**Written task**
Could you extract every entry below and reproduce it exactly?

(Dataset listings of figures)

....

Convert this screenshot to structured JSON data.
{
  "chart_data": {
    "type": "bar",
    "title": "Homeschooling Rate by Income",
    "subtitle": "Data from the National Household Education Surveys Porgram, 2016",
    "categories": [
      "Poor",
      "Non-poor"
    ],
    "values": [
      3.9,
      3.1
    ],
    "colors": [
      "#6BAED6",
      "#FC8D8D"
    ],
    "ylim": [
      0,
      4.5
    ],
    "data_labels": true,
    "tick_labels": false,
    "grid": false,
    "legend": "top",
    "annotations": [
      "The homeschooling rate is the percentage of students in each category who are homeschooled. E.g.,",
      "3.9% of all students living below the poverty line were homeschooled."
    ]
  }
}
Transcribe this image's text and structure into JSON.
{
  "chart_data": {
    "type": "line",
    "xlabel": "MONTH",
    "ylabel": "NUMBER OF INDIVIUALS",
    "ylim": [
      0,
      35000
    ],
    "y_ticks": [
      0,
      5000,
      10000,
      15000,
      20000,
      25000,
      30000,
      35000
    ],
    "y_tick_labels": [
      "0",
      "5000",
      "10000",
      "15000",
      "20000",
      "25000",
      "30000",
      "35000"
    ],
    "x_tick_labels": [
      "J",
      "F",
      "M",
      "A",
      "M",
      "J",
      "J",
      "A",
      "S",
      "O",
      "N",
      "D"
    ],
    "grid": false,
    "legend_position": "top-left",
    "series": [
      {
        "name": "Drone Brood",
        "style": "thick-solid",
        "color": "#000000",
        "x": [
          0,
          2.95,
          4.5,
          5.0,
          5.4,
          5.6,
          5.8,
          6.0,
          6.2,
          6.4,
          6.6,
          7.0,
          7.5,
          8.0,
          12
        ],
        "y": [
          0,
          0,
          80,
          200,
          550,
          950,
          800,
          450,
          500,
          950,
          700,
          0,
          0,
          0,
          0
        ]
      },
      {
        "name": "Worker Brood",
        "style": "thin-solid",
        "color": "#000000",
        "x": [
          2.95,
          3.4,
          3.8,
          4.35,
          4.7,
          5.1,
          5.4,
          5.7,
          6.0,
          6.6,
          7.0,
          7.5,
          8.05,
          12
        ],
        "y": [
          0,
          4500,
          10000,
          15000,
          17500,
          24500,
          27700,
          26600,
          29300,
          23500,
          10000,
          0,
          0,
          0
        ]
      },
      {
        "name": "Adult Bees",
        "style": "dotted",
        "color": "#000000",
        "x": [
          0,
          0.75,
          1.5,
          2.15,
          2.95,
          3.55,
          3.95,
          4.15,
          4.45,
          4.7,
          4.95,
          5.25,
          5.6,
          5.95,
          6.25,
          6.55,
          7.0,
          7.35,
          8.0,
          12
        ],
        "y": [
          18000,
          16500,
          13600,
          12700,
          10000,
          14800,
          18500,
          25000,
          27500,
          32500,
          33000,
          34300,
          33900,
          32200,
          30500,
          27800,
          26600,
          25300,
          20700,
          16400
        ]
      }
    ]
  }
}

....

**Result below**
Convert this screenshot to structured JSON data.
{
  "chart_data": {
    "type": "bar",
    "title": "Homeschooling Rate by Income",
    "subtitle": "Data from the National Household Education Surveys Porgram, 2016",
    "categories": [
      "Poor",
      "Non-poor"
    ],
    "values": [
      3.9,
      3.1
    ],
    "colors": [
      "#6BAED6",
      "#FC8D8D"
    ],
    "ylim": [
      0,
      4.5
    ],
    "data_labels": true,
    "tick_labels": false,
    "grid": false,
    "legend": "top",
    "annotations": [
      "The homeschooling rate is the percentage of students in each category who are homeschooled. E.g.,",
      "3.9% of all students living below the poverty line were homeschooled."
    ]
  }
}
Transcribe this image's text and structure into JSON.
{
  "chart_data": {
    "type": "line",
    "xlabel": "MONTH",
    "ylabel": "NUMBER OF INDIVIUALS",
    "ylim": [
      0,
      35000
    ],
    "y_ticks": [
      0,
      5000,
      10000,
      15000,
      20000,
      25000,
      30000,
      35000
    ],
    "y_tick_labels": [
      "0",
      "5000",
      "10000",
      "15000",
      "20000",
      "25000",
      "30000",
      "35000"
    ],
    "x_tick_labels": [
      "J",
      "F",
      "M",
      "A",
      "M",
      "J",
      "J",
      "A",
      "S",
      "O",
      "N",
      "D"
    ],
    "grid": false,
    "legend_position": "top-left",
    "series": [
      {
        "name": "Drone Brood",
        "style": "thick-solid",
        "color": "#000000",
        "x": [
          0,
          2.95,
          4.5,
          5.0,
          5.4,
          5.6,
          5.8,
          6.0,
          6.2,
          6.4,
          6.6,
          7.0,
          7.5,
          8.0,
          12
        ],
        "y": [
          0,
          0,
          80,
          200,
          550,
          950,
          800,
          450,
          500,
          950,
          700,
          0,
          0,
          0,
          0
        ]
      },
      {
        "name": "Worker Brood",
        "style": "thin-solid",
        "color": "#000000",
        "x": [
          2.95,
          3.4,
          3.8,
          4.35,
          4.7,
          5.1,
          5.4,
          5.7,
          6.0,
          6.6,
          7.0,
          7.5,
          8.05,
          12
        ],
        "y": [
          0,
          4500,
          10000,
          15000,
          17500,
          24500,
          27700,
          26600,
          29300,
          23500,
          10000,
          0,
          0,
          0
        ]
      },
      {
        "name": "Adult Bees",
        "style": "dotted",
        "color": "#000000",
        "x": [
          0,
          0.75,
          1.5,
          2.15,
          2.95,
          3.55,
          3.95,
          4.15,
          4.45,
          4.7,
          4.95,
          5.25,
          5.6,
          5.95,
          6.25,
          6.55,
          7.0,
          7.35,
          8.0,
          12
        ],
        "y": [
          18000,
          16500,
          13600,
          12700,
          10000,
          14800,
          18500,
          25000,
          27500,
          32500,
          33000,
          34300,
          33900,
          32200,
          30500,
          27800,
          26600,
          25300,
          20700,
          16400
        ]
      }
    ]
  }
}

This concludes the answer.